Problem to solve
Please copy, character for character, the stretch of lines from the one containing "page-header — [58, 56, 766, 90]" through the one containing "cours-heading: Cours d'ophtalmologie.", including both of those lines.

Records for this task
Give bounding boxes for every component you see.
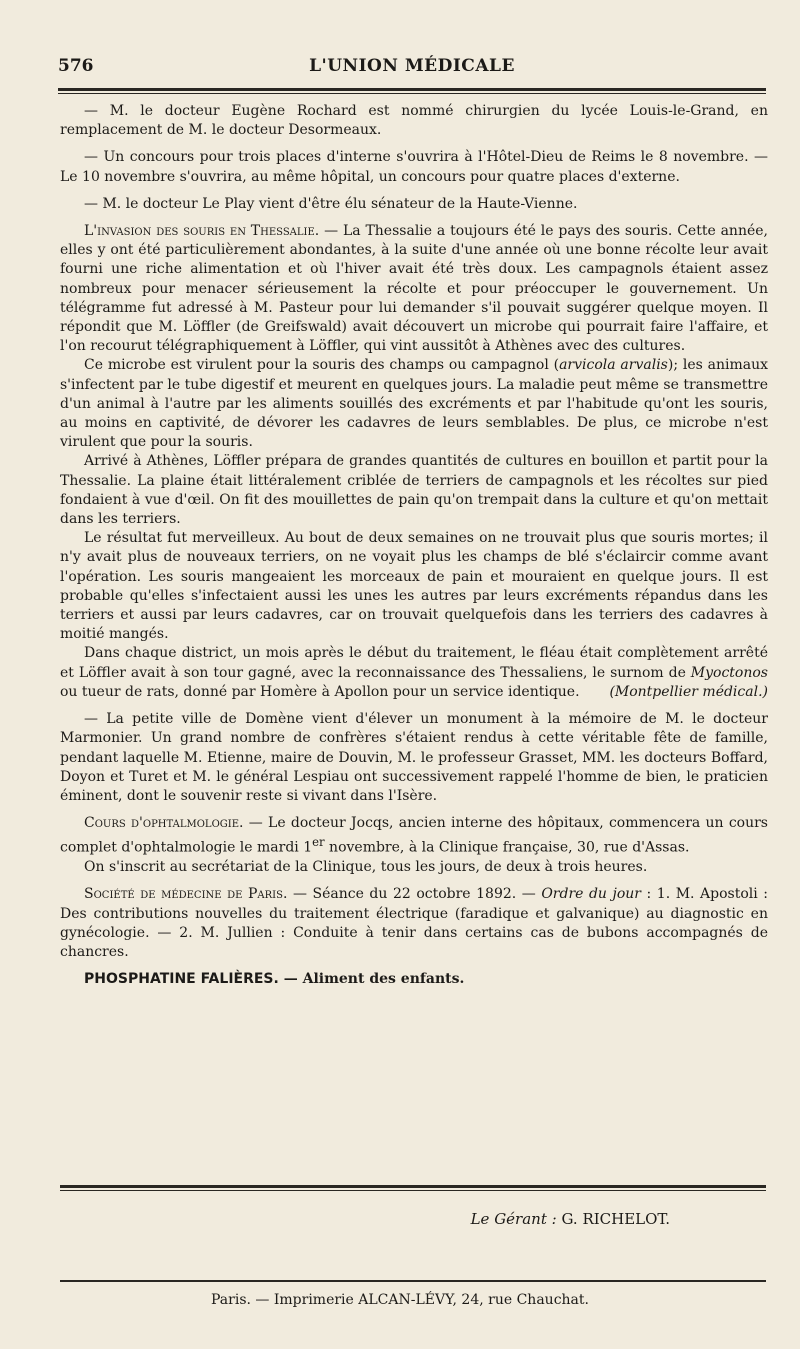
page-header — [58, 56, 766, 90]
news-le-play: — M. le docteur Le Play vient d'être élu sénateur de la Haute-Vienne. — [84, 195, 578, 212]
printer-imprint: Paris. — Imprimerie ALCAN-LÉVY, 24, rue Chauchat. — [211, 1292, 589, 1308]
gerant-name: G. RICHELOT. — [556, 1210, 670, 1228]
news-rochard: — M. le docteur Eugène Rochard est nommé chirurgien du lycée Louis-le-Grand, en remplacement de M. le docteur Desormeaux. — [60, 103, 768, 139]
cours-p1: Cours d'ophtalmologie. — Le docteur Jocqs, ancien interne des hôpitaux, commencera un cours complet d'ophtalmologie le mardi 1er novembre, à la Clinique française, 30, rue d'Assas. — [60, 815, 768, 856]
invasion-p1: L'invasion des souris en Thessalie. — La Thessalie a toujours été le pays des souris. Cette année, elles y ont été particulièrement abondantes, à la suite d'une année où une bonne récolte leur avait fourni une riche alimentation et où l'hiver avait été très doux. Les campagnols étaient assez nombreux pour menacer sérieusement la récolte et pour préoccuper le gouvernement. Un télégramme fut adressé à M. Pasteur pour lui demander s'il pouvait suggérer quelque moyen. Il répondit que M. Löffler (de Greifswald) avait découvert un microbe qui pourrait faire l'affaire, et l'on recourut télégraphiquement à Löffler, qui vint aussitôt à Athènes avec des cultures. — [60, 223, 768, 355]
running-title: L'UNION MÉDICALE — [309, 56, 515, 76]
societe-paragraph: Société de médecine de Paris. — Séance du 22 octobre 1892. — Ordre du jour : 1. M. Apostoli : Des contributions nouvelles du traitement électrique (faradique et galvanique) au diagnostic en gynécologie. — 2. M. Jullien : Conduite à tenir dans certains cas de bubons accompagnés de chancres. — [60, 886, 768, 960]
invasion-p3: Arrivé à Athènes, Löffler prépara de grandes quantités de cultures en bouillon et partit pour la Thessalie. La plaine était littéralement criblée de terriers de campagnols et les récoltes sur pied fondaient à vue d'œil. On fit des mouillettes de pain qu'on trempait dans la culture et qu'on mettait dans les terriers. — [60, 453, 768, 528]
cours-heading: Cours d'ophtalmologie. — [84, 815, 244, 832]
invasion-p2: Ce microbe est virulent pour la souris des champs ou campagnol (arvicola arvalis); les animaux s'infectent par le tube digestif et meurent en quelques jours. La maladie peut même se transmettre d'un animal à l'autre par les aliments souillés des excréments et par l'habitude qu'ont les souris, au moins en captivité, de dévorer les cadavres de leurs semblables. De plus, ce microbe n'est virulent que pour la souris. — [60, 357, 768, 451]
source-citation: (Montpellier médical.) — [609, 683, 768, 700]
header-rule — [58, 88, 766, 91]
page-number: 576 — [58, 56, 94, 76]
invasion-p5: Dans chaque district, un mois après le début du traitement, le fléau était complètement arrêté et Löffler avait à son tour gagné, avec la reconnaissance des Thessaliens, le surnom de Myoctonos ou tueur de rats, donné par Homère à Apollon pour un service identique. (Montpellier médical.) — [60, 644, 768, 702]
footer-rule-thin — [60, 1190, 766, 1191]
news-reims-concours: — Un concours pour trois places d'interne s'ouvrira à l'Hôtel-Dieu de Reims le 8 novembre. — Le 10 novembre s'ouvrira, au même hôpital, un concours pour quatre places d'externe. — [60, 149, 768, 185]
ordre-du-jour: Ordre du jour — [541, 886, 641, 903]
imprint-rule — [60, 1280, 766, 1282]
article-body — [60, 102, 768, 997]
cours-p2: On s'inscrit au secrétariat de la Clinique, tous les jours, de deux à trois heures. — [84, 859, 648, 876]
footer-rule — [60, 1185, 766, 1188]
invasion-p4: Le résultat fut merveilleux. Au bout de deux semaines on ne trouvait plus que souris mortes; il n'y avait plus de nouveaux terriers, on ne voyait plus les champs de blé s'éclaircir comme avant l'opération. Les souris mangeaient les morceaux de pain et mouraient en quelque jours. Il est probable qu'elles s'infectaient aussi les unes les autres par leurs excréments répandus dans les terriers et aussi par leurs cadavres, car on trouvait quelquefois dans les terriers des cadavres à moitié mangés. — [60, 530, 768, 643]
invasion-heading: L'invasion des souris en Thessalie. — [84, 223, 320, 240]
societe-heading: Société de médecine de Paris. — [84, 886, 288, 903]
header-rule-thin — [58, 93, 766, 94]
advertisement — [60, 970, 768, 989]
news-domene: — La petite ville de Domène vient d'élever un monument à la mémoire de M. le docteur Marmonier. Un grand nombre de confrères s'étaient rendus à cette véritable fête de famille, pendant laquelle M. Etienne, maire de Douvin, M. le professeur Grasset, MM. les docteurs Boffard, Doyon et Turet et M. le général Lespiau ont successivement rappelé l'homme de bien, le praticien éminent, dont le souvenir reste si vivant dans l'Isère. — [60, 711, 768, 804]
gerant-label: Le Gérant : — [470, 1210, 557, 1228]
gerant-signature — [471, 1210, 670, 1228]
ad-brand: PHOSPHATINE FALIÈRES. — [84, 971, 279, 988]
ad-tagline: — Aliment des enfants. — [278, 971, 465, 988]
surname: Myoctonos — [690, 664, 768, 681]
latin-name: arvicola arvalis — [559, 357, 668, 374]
--
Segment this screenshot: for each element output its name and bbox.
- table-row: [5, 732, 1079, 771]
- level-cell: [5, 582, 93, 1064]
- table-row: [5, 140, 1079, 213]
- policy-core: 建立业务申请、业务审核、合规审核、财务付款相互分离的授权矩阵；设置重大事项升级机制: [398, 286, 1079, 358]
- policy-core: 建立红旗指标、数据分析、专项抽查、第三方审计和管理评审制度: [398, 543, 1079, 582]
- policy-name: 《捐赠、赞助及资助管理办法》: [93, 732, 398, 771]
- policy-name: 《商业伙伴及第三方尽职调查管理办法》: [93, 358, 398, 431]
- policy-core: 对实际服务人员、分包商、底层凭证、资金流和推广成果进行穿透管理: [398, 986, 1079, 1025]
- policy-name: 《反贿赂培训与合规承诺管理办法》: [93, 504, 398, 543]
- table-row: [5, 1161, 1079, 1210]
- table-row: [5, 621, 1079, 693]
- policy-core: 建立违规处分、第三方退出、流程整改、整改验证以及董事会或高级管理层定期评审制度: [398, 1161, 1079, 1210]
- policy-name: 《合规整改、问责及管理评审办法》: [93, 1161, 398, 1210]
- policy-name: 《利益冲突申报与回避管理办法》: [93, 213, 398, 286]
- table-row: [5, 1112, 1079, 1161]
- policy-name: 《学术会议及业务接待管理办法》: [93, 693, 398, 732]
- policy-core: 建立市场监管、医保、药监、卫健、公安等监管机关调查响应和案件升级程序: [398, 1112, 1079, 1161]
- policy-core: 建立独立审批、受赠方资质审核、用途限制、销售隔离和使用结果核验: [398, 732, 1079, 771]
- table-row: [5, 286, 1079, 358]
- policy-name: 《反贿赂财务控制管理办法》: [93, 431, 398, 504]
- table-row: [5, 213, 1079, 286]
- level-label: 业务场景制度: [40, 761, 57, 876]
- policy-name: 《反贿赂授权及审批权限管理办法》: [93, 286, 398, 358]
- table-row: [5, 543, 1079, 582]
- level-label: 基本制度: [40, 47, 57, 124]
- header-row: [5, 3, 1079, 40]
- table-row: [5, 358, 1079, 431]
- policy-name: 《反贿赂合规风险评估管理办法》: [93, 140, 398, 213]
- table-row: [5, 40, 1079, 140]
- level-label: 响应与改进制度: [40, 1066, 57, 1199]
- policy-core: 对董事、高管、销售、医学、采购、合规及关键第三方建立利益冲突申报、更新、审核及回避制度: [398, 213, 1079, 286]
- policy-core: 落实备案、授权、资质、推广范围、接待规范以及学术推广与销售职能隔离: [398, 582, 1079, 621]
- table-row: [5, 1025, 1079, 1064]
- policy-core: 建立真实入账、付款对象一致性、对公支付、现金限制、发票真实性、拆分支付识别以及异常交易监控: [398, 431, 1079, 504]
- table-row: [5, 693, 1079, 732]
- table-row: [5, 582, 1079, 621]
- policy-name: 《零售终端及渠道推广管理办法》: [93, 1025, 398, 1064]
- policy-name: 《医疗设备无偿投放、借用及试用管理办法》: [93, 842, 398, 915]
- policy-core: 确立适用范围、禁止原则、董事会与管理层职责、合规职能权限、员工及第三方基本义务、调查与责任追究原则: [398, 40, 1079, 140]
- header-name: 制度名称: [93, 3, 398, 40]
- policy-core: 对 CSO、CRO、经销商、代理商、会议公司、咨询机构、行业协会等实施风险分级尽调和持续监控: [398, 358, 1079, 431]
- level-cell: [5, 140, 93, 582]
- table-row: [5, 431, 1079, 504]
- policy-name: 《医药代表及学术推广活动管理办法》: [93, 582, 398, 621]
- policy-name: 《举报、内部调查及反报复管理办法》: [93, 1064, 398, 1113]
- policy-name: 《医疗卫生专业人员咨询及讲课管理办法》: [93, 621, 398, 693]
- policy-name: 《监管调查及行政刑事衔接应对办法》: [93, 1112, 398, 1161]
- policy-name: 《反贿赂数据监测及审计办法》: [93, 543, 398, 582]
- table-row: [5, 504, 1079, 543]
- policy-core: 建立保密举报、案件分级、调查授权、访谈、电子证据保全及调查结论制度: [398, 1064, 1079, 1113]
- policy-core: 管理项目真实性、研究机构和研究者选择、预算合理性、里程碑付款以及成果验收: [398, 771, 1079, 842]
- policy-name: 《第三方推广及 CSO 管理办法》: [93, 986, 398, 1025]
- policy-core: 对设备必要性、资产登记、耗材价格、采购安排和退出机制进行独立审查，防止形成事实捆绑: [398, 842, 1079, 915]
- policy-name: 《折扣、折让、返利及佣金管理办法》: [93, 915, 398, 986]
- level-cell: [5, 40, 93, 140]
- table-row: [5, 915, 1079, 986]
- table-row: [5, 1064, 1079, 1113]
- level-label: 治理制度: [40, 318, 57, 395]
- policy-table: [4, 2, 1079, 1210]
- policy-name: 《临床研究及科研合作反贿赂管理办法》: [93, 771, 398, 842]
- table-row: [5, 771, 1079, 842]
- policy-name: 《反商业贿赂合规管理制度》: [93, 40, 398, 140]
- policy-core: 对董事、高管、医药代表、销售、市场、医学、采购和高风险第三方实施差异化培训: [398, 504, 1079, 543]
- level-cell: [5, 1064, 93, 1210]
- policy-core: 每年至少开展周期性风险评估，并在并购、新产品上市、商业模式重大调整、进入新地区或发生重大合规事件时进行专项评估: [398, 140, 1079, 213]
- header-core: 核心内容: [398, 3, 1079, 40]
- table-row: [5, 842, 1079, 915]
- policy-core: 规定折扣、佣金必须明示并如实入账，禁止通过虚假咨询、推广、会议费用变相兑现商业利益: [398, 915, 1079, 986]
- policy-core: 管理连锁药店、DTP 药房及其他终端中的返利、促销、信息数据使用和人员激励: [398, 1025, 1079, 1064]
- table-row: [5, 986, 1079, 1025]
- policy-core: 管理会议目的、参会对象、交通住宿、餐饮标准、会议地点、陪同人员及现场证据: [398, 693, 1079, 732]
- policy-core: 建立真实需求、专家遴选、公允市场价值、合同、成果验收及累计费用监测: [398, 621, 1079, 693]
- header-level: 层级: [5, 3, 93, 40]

Output for this task
page-header — [58, 56, 766, 90]
news-le-play: — M. le docteur Le Play vient d'être élu sénateur de la Haute-Vienne. — [84, 195, 578, 212]
printer-imprint: Paris. — Imprimerie ALCAN-LÉVY, 24, rue Chauchat. — [211, 1292, 589, 1308]
gerant-name: G. RICHELOT. — [556, 1210, 670, 1228]
news-rochard: — M. le docteur Eugène Rochard est nommé chirurgien du lycée Louis-le-Grand, en remplacement de M. le docteur Desormeaux. — [60, 103, 768, 139]
cours-p1: Cours d'ophtalmologie. — Le docteur Jocqs, ancien interne des hôpitaux, commencera un cours complet d'ophtalmologie le mardi 1er novembre, à la Clinique française, 30, rue d'Assas. — [60, 815, 768, 856]
invasion-p1: L'invasion des souris en Thessalie. — La Thessalie a toujours été le pays des souris. Cette année, elles y ont été particulièrement abondantes, à la suite d'une année où une bonne récolte leur avait fourni une riche alimentation et où l'hiver avait été très doux. Les campagnols étaient assez nombreux pour menacer sérieusement la récolte et pour préoccuper le gouvernement. Un télégramme fut adressé à M. Pasteur pour lui demander s'il pouvait suggérer quelque moyen. Il répondit que M. Löffler (de Greifswald) avait découvert un microbe qui pourrait faire l'affaire, et l'on recourut télégraphiquement à Löffler, qui vint aussitôt à Athènes avec des cultures. — [60, 223, 768, 355]
running-title: L'UNION MÉDICALE — [309, 56, 515, 76]
societe-paragraph: Société de médecine de Paris. — Séance du 22 octobre 1892. — Ordre du jour : 1. M. Apostoli : Des contributions nouvelles du traitement électrique (faradique et galvanique) au diagnostic en gynécologie. — 2. M. Jullien : Conduite à tenir dans certains cas de bubons accompagnés de chancres. — [60, 886, 768, 960]
invasion-p3: Arrivé à Athènes, Löffler prépara de grandes quantités de cultures en bouillon et partit pour la Thessalie. La plaine était littéralement criblée de terriers de campagnols et les récoltes sur pied fondaient à vue d'œil. On fit des mouillettes de pain qu'on trempait dans la culture et qu'on mettait dans les terriers. — [60, 453, 768, 528]
cours-heading: Cours d'ophtalmologie. — [84, 815, 244, 832]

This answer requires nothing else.